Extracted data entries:
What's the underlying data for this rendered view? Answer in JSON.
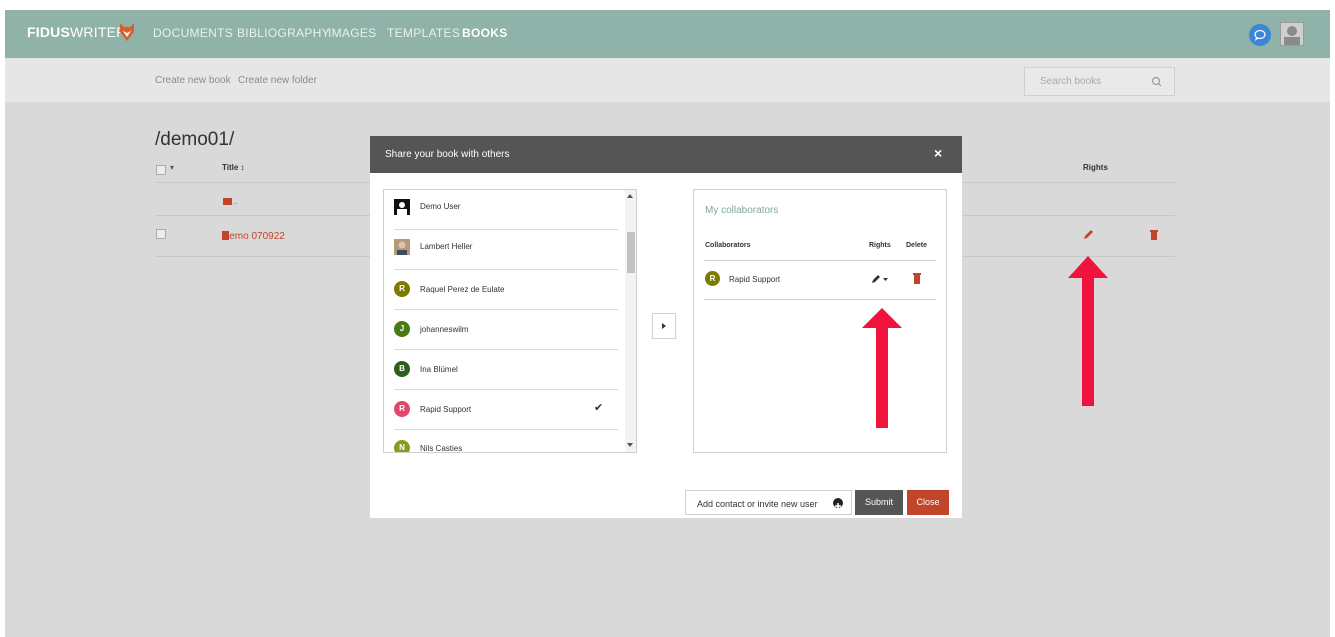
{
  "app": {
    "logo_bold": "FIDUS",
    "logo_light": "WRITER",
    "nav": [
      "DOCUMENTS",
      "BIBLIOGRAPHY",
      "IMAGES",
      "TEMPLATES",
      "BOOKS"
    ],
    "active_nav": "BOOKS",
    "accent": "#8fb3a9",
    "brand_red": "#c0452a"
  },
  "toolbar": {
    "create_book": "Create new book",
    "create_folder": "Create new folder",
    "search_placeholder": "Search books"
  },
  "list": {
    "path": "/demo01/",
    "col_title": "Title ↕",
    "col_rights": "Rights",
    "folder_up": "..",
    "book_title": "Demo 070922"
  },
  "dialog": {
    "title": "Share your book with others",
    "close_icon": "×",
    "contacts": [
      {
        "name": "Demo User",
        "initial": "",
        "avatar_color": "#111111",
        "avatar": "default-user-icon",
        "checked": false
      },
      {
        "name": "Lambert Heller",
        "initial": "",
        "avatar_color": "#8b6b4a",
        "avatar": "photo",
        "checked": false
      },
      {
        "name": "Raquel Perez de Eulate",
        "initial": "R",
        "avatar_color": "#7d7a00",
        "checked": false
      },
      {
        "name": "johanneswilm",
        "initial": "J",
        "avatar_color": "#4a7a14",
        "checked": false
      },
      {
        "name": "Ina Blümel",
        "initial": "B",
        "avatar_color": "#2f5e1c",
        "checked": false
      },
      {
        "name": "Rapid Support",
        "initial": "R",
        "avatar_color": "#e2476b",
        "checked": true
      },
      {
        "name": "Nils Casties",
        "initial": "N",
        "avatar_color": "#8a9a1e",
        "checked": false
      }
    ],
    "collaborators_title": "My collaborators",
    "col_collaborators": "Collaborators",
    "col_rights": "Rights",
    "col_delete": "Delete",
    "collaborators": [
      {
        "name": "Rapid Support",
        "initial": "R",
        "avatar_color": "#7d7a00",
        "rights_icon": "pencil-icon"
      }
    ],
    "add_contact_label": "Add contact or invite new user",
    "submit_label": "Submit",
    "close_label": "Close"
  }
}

*What the exercise asks*. Quote each record exactly as it stands, minus the pictures.

*Right answer*.
What's the underlying data for this rendered view? Answer in JSON.
{
  "app": {
    "logo_bold": "FIDUS",
    "logo_light": "WRITER",
    "nav": [
      "DOCUMENTS",
      "BIBLIOGRAPHY",
      "IMAGES",
      "TEMPLATES",
      "BOOKS"
    ],
    "active_nav": "BOOKS",
    "accent": "#8fb3a9",
    "brand_red": "#c0452a"
  },
  "toolbar": {
    "create_book": "Create new book",
    "create_folder": "Create new folder",
    "search_placeholder": "Search books"
  },
  "list": {
    "path": "/demo01/",
    "col_title": "Title ↕",
    "col_rights": "Rights",
    "folder_up": "..",
    "book_title": "Demo 070922"
  },
  "dialog": {
    "title": "Share your book with others",
    "close_icon": "×",
    "contacts": [
      {
        "name": "Demo User",
        "initial": "",
        "avatar_color": "#111111",
        "avatar": "default-user-icon",
        "checked": false
      },
      {
        "name": "Lambert Heller",
        "initial": "",
        "avatar_color": "#8b6b4a",
        "avatar": "photo",
        "checked": false
      },
      {
        "name": "Raquel Perez de Eulate",
        "initial": "R",
        "avatar_color": "#7d7a00",
        "checked": false
      },
      {
        "name": "johanneswilm",
        "initial": "J",
        "avatar_color": "#4a7a14",
        "checked": false
      },
      {
        "name": "Ina Blümel",
        "initial": "B",
        "avatar_color": "#2f5e1c",
        "checked": false
      },
      {
        "name": "Rapid Support",
        "initial": "R",
        "avatar_color": "#e2476b",
        "checked": true
      },
      {
        "name": "Nils Casties",
        "initial": "N",
        "avatar_color": "#8a9a1e",
        "checked": false
      }
    ],
    "collaborators_title": "My collaborators",
    "col_collaborators": "Collaborators",
    "col_rights": "Rights",
    "col_delete": "Delete",
    "collaborators": [
      {
        "name": "Rapid Support",
        "initial": "R",
        "avatar_color": "#7d7a00",
        "rights_icon": "pencil-icon"
      }
    ],
    "add_contact_label": "Add contact or invite new user",
    "submit_label": "Submit",
    "close_label": "Close"
  }
}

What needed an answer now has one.